Stated problem
Select each line where the word "grid" appears.

─── Exercise materials

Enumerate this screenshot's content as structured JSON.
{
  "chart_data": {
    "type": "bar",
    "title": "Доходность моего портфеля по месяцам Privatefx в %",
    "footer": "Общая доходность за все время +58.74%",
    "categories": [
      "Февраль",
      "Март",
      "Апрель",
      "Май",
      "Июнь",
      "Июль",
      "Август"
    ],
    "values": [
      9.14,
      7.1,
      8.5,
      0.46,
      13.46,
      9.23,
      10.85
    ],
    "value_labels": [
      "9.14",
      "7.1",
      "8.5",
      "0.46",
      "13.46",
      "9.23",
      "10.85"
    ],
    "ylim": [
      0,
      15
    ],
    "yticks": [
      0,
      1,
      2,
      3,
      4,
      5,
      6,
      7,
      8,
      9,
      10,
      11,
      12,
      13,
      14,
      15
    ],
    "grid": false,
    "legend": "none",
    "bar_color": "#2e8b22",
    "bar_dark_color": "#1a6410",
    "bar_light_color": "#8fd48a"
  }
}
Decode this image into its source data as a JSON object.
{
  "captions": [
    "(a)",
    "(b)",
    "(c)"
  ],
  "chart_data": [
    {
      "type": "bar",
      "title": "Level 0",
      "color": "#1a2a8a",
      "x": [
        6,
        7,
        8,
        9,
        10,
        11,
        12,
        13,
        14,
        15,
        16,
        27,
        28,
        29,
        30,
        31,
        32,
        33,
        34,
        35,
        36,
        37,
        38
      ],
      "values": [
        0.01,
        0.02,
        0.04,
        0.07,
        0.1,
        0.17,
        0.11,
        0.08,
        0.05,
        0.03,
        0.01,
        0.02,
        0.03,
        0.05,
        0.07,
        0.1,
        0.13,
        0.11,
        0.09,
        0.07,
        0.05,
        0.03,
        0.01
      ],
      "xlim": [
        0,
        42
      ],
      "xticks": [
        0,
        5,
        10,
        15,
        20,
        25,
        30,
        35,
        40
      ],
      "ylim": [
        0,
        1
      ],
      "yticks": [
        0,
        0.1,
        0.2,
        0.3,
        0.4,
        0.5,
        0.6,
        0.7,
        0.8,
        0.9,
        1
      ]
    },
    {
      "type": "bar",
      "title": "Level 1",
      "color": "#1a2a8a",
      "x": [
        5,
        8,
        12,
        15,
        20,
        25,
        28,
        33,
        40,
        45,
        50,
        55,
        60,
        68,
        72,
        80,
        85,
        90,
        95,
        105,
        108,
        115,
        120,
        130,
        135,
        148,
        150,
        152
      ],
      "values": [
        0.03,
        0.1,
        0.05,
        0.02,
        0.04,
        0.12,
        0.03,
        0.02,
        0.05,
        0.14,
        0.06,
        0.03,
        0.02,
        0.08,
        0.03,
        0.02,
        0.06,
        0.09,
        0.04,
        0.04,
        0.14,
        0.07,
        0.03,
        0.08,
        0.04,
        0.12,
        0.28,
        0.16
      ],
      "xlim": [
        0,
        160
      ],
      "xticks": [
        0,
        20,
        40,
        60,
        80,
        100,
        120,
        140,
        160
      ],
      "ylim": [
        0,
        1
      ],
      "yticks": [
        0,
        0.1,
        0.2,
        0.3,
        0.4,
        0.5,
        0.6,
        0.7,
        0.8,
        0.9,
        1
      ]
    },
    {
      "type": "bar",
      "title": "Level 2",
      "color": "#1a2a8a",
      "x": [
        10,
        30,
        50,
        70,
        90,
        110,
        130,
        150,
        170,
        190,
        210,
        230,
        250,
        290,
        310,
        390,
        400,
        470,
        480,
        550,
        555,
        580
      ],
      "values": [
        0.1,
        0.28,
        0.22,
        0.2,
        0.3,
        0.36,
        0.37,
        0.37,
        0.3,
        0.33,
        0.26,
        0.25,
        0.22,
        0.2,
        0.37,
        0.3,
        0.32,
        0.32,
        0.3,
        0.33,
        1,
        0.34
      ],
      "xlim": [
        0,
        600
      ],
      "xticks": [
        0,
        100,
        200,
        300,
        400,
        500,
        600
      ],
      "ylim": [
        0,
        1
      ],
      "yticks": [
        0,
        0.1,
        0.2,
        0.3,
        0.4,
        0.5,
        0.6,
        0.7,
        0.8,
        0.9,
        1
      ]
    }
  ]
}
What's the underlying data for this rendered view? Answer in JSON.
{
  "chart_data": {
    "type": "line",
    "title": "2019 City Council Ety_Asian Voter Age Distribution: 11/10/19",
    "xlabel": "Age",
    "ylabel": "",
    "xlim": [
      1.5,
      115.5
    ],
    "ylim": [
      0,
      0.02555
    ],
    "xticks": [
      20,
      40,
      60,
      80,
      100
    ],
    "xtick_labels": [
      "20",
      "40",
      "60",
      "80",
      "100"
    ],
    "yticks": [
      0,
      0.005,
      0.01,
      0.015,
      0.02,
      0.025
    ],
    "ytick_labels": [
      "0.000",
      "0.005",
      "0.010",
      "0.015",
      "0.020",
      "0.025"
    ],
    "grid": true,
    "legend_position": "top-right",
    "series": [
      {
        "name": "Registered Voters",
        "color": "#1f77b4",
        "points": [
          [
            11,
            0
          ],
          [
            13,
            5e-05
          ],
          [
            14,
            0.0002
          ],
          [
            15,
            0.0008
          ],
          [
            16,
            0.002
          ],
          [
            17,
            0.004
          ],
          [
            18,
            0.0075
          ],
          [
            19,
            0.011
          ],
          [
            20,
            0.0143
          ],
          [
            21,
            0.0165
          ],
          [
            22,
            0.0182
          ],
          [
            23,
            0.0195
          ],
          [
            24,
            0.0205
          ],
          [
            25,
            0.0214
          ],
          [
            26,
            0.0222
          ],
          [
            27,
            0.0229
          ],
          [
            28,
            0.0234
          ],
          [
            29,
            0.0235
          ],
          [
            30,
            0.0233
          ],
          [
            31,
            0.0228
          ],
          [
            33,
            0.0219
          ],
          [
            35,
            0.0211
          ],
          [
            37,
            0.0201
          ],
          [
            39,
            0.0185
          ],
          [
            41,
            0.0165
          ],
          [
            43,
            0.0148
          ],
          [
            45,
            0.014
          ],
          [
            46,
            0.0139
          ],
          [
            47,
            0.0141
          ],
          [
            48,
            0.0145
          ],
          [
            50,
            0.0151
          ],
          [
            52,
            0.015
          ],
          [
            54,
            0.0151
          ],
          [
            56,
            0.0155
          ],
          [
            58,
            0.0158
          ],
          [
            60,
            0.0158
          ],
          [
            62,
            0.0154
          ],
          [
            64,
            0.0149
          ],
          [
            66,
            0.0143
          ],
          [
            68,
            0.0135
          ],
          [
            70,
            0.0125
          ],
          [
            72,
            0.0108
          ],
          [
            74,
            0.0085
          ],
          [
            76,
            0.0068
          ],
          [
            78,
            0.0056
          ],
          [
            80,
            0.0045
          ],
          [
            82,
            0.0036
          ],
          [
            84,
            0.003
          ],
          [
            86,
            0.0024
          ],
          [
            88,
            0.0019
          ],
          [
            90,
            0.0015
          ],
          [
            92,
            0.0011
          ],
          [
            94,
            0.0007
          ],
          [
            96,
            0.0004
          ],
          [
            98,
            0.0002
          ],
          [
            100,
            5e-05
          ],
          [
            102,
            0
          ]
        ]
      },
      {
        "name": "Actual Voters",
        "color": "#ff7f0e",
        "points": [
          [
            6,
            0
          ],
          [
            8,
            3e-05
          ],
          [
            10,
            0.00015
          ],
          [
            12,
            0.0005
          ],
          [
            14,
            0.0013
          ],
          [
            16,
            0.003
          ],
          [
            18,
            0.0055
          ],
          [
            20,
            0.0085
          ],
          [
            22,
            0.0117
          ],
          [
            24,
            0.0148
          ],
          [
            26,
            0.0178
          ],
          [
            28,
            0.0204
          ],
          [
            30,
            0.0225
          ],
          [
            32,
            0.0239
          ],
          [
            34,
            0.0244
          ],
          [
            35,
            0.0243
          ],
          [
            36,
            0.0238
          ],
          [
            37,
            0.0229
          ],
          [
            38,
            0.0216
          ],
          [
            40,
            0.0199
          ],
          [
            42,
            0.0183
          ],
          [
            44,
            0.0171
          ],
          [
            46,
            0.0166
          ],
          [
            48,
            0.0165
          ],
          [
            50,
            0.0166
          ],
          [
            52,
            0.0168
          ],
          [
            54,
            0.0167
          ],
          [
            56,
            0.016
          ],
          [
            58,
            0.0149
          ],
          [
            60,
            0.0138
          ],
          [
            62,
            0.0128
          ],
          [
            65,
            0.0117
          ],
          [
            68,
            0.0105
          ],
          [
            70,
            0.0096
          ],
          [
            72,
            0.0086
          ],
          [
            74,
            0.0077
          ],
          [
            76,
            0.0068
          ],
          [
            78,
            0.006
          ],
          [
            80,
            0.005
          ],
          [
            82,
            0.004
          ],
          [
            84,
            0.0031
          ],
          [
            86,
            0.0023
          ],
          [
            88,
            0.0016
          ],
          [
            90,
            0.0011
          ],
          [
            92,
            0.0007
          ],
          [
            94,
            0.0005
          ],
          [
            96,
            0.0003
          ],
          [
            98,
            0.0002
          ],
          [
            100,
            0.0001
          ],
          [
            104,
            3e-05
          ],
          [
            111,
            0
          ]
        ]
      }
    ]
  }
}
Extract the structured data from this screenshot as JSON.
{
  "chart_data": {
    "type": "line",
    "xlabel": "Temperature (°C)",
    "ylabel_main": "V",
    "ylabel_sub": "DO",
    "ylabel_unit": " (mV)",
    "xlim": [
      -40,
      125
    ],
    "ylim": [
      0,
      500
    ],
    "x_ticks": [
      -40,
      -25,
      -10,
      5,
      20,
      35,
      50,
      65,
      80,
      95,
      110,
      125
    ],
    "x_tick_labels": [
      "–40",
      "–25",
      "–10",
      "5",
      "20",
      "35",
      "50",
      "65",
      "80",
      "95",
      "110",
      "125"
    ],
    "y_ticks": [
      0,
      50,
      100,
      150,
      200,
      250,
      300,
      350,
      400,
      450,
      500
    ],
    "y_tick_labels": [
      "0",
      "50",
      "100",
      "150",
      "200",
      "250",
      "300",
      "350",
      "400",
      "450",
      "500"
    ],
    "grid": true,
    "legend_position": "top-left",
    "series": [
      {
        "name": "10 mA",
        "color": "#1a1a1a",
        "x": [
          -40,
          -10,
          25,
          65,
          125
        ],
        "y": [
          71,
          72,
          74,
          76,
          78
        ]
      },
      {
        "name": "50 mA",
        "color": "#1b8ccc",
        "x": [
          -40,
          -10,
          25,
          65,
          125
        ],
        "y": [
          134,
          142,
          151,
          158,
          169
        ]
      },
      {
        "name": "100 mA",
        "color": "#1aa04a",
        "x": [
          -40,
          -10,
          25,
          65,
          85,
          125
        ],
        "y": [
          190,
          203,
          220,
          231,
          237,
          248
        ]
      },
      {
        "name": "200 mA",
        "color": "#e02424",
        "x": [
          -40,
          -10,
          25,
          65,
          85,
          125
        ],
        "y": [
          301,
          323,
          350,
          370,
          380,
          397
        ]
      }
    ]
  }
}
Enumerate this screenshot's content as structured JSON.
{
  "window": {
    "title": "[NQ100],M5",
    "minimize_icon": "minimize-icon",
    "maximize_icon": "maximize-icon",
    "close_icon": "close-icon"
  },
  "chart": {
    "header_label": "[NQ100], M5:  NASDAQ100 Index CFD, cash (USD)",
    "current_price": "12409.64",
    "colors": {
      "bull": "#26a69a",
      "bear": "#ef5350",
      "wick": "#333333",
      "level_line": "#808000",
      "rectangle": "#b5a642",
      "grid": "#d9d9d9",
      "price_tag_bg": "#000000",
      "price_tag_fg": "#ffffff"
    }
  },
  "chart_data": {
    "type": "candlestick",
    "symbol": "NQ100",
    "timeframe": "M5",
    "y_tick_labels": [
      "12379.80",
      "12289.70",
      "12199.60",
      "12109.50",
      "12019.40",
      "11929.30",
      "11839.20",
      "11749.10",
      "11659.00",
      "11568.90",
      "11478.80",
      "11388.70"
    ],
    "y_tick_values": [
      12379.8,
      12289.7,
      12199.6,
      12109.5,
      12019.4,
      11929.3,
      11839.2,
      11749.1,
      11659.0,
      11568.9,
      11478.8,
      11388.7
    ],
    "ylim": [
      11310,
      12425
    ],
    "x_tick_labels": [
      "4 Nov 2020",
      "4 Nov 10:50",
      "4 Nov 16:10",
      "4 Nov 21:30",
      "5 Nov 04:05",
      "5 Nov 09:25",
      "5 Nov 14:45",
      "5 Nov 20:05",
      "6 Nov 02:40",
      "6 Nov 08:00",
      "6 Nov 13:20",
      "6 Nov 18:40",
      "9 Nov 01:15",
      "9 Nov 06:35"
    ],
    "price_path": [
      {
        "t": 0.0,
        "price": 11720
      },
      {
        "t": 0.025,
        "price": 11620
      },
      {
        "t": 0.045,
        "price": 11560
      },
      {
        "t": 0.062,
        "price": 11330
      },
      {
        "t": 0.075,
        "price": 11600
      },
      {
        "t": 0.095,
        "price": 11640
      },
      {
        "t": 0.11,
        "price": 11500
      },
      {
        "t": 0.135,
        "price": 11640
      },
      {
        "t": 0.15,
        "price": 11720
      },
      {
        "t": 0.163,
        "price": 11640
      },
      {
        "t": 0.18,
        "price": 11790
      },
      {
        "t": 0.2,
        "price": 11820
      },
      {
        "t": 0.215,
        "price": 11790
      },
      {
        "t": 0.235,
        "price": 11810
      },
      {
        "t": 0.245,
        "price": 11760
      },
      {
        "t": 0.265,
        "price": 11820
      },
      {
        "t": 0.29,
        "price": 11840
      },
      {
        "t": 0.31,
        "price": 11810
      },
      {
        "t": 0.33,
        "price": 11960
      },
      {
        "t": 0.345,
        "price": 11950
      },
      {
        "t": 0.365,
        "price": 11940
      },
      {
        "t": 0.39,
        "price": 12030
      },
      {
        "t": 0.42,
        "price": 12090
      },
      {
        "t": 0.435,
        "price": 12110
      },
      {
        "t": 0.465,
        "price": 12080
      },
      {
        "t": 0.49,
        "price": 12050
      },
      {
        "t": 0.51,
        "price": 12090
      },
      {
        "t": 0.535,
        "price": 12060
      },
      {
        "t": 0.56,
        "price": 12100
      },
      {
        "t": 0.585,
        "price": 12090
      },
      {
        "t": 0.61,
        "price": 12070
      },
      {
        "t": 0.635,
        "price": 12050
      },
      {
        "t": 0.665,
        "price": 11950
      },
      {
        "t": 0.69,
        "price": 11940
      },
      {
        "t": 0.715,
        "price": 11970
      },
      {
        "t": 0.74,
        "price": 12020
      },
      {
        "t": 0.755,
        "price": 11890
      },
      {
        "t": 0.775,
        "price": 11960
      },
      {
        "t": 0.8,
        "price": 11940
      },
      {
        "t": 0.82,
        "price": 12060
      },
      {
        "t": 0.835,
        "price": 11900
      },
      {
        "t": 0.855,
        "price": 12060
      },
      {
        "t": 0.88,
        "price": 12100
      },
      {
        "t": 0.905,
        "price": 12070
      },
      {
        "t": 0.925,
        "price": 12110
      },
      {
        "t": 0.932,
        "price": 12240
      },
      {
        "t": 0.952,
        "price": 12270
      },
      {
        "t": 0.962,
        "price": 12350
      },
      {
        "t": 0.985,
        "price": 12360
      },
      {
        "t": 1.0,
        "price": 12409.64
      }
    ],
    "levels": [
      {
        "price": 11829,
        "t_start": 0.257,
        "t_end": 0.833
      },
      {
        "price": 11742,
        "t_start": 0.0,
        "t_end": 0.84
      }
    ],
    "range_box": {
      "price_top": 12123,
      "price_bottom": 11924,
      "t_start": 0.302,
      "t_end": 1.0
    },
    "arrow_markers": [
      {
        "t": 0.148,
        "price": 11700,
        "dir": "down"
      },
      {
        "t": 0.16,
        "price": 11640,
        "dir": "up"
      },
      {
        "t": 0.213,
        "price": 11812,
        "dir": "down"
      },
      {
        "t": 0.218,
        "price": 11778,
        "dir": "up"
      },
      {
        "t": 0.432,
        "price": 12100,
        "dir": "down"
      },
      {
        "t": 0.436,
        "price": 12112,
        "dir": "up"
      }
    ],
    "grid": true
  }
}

──────

Solution to this task
    "grid": false,
    "grid": true,
    "grid": true,
      "grid": "#d9d9d9",
    "grid": true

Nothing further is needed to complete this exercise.